:: Task instructions ::
Copy out each line in the material below that has the word "this".

:: Material ::
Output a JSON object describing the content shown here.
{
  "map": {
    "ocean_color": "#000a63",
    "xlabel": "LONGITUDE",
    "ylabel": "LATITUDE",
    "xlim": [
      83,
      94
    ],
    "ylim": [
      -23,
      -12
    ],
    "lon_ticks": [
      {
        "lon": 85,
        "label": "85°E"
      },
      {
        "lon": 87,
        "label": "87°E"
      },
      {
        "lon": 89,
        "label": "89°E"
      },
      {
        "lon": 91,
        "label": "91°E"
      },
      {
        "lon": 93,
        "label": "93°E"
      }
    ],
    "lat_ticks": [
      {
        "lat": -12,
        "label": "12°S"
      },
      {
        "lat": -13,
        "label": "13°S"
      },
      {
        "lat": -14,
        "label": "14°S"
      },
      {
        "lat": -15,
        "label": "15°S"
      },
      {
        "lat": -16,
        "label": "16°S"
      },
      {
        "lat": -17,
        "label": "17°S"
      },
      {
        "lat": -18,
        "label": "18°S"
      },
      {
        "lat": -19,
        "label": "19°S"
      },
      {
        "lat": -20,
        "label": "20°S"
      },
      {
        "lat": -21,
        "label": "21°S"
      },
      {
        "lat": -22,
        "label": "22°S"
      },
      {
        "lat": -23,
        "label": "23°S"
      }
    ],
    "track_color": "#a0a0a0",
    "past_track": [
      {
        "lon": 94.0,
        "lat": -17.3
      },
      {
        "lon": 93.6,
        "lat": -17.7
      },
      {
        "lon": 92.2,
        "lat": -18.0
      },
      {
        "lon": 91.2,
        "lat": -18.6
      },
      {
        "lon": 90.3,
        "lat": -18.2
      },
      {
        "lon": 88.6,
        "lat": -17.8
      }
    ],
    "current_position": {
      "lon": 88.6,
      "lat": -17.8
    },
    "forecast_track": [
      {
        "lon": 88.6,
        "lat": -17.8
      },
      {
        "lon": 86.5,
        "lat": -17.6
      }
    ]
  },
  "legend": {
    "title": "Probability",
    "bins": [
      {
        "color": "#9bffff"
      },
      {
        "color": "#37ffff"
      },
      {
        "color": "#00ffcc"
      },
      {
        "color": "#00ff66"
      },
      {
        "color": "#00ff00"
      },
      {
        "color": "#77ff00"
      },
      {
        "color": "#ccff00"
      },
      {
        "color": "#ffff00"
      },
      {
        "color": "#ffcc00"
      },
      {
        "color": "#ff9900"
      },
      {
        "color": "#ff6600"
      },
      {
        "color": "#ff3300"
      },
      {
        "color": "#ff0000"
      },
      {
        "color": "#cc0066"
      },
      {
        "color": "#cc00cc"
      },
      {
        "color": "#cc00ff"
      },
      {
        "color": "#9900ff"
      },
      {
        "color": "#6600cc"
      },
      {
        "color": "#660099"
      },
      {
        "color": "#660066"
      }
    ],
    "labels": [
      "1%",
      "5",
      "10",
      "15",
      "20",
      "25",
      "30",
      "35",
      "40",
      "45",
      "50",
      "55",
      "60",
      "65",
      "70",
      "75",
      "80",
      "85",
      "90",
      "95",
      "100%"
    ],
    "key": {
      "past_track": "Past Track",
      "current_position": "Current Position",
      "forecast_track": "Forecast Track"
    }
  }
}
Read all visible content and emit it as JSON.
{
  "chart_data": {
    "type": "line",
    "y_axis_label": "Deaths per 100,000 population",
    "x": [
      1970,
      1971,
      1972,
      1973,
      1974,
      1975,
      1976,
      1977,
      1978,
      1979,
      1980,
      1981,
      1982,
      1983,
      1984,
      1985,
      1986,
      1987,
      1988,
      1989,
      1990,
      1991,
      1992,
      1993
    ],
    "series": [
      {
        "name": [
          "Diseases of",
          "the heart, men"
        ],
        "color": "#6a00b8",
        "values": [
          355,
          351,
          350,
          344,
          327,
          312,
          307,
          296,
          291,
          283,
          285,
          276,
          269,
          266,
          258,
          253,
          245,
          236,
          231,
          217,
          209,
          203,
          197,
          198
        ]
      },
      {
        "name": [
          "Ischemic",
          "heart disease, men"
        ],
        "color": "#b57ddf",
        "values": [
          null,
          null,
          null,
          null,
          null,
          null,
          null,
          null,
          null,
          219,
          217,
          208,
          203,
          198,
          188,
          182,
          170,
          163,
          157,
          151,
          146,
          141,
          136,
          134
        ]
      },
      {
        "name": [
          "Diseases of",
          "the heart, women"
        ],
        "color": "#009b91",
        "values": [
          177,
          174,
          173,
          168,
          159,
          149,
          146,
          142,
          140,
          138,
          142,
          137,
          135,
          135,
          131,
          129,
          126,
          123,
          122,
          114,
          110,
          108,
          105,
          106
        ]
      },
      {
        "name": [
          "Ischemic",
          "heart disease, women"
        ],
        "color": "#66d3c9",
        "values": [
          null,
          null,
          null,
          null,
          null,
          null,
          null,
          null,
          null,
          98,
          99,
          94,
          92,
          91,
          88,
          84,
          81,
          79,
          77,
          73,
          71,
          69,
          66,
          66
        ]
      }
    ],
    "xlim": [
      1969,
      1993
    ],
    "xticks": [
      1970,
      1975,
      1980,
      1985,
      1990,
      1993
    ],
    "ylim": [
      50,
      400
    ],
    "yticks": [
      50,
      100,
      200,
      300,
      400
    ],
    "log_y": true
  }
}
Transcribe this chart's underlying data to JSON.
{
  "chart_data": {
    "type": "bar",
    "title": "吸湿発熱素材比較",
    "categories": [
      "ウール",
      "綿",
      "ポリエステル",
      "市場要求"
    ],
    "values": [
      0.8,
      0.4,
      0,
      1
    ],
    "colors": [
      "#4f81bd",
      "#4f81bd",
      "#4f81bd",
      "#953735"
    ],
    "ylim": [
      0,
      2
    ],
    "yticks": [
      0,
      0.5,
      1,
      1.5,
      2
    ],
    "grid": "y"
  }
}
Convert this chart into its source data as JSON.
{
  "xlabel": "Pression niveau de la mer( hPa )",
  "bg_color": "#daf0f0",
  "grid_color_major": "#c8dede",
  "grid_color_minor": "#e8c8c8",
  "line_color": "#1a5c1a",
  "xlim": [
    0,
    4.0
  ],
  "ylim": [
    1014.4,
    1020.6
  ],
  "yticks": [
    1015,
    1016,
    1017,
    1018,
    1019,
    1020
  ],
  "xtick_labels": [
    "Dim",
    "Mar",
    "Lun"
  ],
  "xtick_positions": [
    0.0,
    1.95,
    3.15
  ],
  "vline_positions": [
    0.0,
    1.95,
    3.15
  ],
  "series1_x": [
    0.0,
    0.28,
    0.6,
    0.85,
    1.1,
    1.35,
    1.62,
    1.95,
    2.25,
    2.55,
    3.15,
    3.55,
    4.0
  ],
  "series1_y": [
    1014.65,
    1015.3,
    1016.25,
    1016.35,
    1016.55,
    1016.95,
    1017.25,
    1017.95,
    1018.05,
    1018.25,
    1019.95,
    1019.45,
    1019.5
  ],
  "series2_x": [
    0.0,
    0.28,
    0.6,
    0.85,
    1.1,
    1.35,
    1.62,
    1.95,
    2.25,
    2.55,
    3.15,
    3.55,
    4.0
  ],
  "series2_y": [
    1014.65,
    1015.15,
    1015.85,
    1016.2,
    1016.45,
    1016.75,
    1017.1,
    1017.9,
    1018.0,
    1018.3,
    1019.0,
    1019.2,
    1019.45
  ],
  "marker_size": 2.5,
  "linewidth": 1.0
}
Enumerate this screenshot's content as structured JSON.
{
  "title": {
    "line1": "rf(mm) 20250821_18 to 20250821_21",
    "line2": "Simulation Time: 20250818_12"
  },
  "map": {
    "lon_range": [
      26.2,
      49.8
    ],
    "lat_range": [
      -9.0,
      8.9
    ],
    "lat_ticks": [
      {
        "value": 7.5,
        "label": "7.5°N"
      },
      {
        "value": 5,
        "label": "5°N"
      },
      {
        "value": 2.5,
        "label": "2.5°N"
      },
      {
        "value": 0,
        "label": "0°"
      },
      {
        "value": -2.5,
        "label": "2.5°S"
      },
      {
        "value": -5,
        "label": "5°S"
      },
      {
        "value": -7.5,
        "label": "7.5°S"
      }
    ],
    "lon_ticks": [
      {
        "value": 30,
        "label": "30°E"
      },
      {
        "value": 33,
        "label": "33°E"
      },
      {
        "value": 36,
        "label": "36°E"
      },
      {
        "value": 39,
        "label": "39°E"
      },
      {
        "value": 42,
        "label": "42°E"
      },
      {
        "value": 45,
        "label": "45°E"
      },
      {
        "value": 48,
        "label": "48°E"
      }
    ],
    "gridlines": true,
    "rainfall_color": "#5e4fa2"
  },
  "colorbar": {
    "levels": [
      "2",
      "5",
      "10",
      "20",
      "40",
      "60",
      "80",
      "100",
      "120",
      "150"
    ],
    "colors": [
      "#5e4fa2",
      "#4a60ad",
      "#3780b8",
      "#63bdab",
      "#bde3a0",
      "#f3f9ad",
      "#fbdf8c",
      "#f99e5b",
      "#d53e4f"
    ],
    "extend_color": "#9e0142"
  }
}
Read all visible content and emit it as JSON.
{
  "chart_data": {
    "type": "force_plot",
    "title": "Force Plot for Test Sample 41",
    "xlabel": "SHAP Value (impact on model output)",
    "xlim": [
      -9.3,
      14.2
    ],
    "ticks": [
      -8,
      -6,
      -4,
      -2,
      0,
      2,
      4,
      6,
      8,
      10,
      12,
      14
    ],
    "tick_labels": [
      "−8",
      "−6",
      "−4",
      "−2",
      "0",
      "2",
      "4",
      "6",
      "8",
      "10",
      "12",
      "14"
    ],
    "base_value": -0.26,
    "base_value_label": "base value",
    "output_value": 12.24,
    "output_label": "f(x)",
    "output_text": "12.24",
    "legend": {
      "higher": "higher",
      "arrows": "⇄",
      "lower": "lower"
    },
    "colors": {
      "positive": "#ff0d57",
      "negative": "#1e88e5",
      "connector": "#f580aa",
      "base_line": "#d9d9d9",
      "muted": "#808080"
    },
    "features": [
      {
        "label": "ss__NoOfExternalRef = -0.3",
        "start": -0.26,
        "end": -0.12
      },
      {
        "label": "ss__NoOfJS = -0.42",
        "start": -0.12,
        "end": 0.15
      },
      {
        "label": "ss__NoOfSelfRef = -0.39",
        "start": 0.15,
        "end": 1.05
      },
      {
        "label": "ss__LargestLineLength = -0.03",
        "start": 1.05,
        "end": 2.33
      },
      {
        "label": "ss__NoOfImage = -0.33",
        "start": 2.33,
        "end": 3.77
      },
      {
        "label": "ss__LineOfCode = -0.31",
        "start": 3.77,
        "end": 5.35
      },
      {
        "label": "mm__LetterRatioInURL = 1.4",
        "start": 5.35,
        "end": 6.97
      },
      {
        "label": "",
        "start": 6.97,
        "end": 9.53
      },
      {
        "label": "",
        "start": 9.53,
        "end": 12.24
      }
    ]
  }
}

:: Correct response ::
Transcribe this chart's underlying data to JSON.
Convert this chart into its source data as JSON.
Enumerate this screenshot's content as structured JSON.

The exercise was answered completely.